- **Data for processing**:
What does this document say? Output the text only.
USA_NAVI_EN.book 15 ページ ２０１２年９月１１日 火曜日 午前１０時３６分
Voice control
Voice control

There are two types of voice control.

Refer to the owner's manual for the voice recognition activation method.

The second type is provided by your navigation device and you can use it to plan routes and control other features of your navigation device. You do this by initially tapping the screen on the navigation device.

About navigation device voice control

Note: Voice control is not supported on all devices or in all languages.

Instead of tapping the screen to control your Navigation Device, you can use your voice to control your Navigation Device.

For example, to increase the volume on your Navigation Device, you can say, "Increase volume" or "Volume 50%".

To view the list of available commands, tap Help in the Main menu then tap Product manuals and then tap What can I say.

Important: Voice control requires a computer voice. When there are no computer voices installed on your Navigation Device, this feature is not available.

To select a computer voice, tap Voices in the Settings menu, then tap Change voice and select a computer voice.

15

- **Short exercise**:
Determine how many lines in the data above contain the string "What". Give nothing except the number.

- **Answer**:
2